# Exercise goal
Return each line of the listing below, unchanged, and omit the images.

# Data rows

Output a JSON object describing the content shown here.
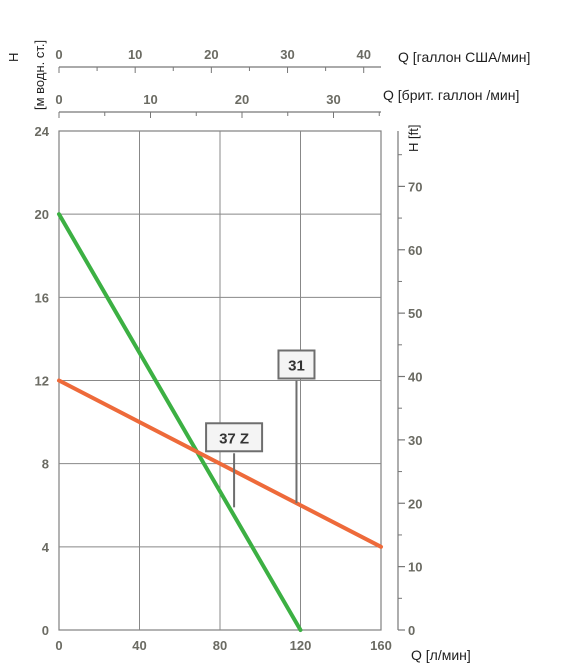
{
  "chart_data": {
    "type": "line",
    "xlabel": "Q [л/мин]",
    "ylabel": "H [м водн. ст.]",
    "ylabel_line1": "H",
    "ylabel_line2": "[м водн. ст.]",
    "secondary_ylabel": "H [ft]",
    "top_axis_1_label": "Q [галлон США/мин]",
    "top_axis_2_label": "Q [брит. галлон /мин]",
    "x_ticks": [
      "0",
      "40",
      "80",
      "120",
      "160"
    ],
    "y_ticks": [
      "0",
      "4",
      "8",
      "12",
      "16",
      "20",
      "24"
    ],
    "ft_ticks": [
      "0",
      "10",
      "20",
      "30",
      "40",
      "50",
      "60",
      "70"
    ],
    "us_ticks": [
      "0",
      "10",
      "20",
      "30",
      "40"
    ],
    "uk_ticks": [
      "0",
      "10",
      "20",
      "30"
    ],
    "xlim": [
      0,
      160
    ],
    "ylim": [
      0,
      24
    ],
    "ftlim": [
      0,
      78.74
    ],
    "uslim": [
      0,
      42.27
    ],
    "uklim": [
      0,
      35.19
    ],
    "grid": true,
    "series": [
      {
        "name": "37 Z",
        "x": [
          0,
          120
        ],
        "y": [
          20,
          0
        ],
        "color": "#3cb043"
      },
      {
        "name": "31",
        "x": [
          0,
          160
        ],
        "y": [
          12,
          4
        ],
        "color": "#ee6a3a"
      }
    ],
    "annotations": [
      {
        "label": "37 Z",
        "x": 87,
        "y": 8.5,
        "line_to_y": 5.9
      },
      {
        "label": "31",
        "x": 118,
        "y": 12,
        "line_to_y": 6.1
      }
    ]
  }
}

# Finished task
Output a JSON object describing the content shown here.
{
  "chart_data": {
    "type": "line",
    "xlabel": "Q [л/мин]",
    "ylabel": "H [м водн. ст.]",
    "ylabel_line1": "H",
    "ylabel_line2": "[м водн. ст.]",
    "secondary_ylabel": "H [ft]",
    "top_axis_1_label": "Q [галлон США/мин]",
    "top_axis_2_label": "Q [брит. галлон /мин]",
    "x_ticks": [
      "0",
      "40",
      "80",
      "120",
      "160"
    ],
    "y_ticks": [
      "0",
      "4",
      "8",
      "12",
      "16",
      "20",
      "24"
    ],
    "ft_ticks": [
      "0",
      "10",
      "20",
      "30",
      "40",
      "50",
      "60",
      "70"
    ],
    "us_ticks": [
      "0",
      "10",
      "20",
      "30",
      "40"
    ],
    "uk_ticks": [
      "0",
      "10",
      "20",
      "30"
    ],
    "xlim": [
      0,
      160
    ],
    "ylim": [
      0,
      24
    ],
    "ftlim": [
      0,
      78.74
    ],
    "uslim": [
      0,
      42.27
    ],
    "uklim": [
      0,
      35.19
    ],
    "grid": true,
    "series": [
      {
        "name": "37 Z",
        "x": [
          0,
          120
        ],
        "y": [
          20,
          0
        ],
        "color": "#3cb043"
      },
      {
        "name": "31",
        "x": [
          0,
          160
        ],
        "y": [
          12,
          4
        ],
        "color": "#ee6a3a"
      }
    ],
    "annotations": [
      {
        "label": "37 Z",
        "x": 87,
        "y": 8.5,
        "line_to_y": 5.9
      },
      {
        "label": "31",
        "x": 118,
        "y": 12,
        "line_to_y": 6.1
      }
    ]
  }
}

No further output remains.